Extract each line bearing the word "niemieccy".
════
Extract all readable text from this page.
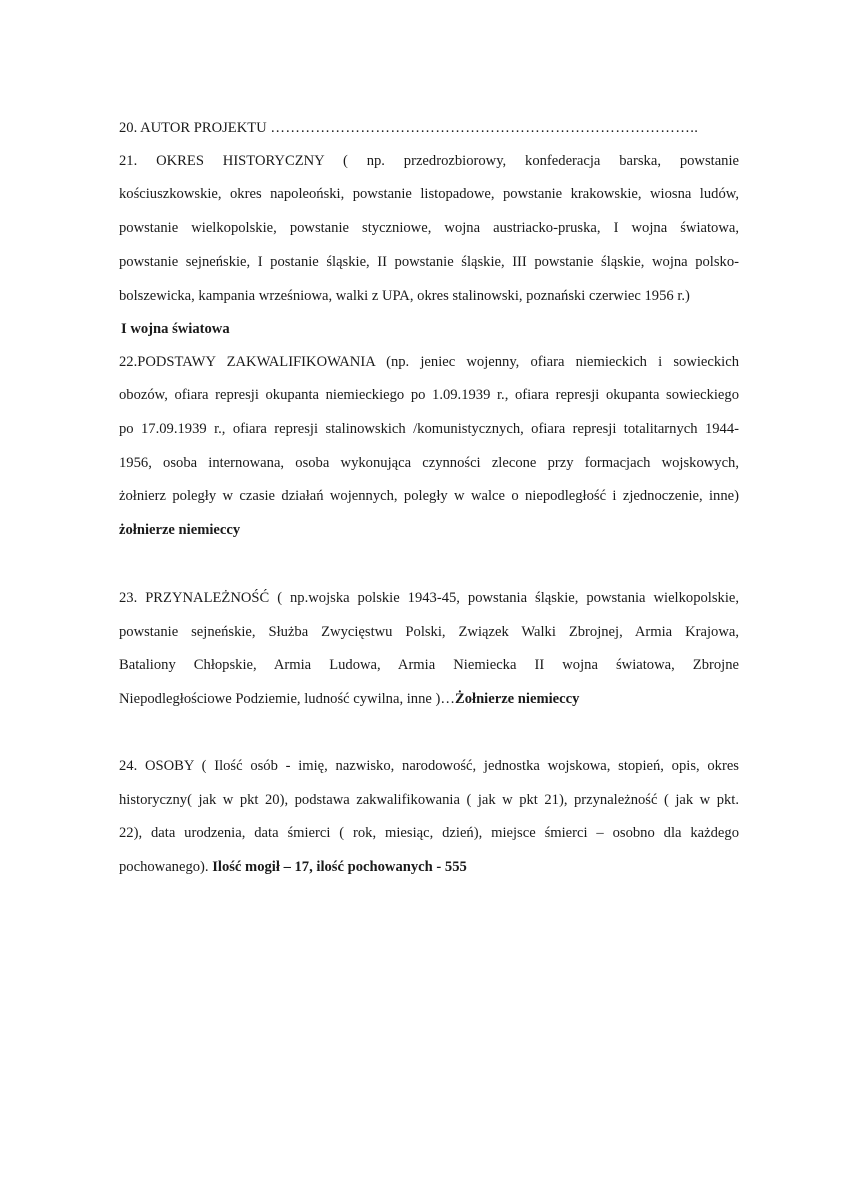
20. AUTOR PROJEKTU …………………………………………………………………………..
21. OKRES HISTORYCZNY ( np. przedrozbiorowy, konfederacja barska, powstanie
kościuszkowskie, okres napoleoński, powstanie listopadowe, powstanie krakowskie, wiosna ludów,
powstanie wielkopolskie, powstanie styczniowe, wojna austriacko-pruska, I wojna światowa,
powstanie sejneńskie, I postanie śląskie, II powstanie śląskie, III powstanie śląskie, wojna polsko-
bolszewicka, kampania wrześniowa, walki z UPA, okres stalinowski, poznański czerwiec 1956 r.)
I wojna światowa
22.PODSTAWY ZAKWALIFIKOWANIA (np. jeniec wojenny, ofiara niemieckich i sowieckich
obozów, ofiara represji okupanta niemieckiego po 1.09.1939 r., ofiara represji okupanta sowieckiego
po 17.09.1939 r., ofiara represji stalinowskich /komunistycznych, ofiara represji totalitarnych 1944-
1956, osoba internowana, osoba wykonująca czynności zlecone przy formacjach wojskowych,
żołnierz poległy w czasie działań wojennych, poległy w walce o niepodległość i zjednoczenie, inne)
żołnierze niemieccy
23. PRZYNALEŻNOŚĆ ( np.wojska polskie 1943-45, powstania śląskie, powstania wielkopolskie,
powstanie sejneńskie, Służba Zwycięstwu Polski, Związek Walki Zbrojnej, Armia Krajowa,
Bataliony Chłopskie, Armia Ludowa, Armia Niemiecka II wojna światowa, Zbrojne
Niepodległościowe Podziemie, ludność cywilna, inne )…Żołnierze niemieccy
24. OSOBY ( Ilość osób - imię, nazwisko, narodowość, jednostka wojskowa, stopień, opis, okres
historyczny( jak w pkt 20), podstawa zakwalifikowania ( jak w pkt 21), przynależność ( jak w pkt.
22), data urodzenia, data śmierci ( rok, miesiąc, dzień), miejsce śmierci – osobno dla każdego
pochowanego). Ilość mogił – 17, ilość pochowanych - 555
════
| FINISHED ANSWER |
żołnierze niemieccy
Niepodległościowe Podziemie, ludność cywilna, inne )…Żołnierze niemieccy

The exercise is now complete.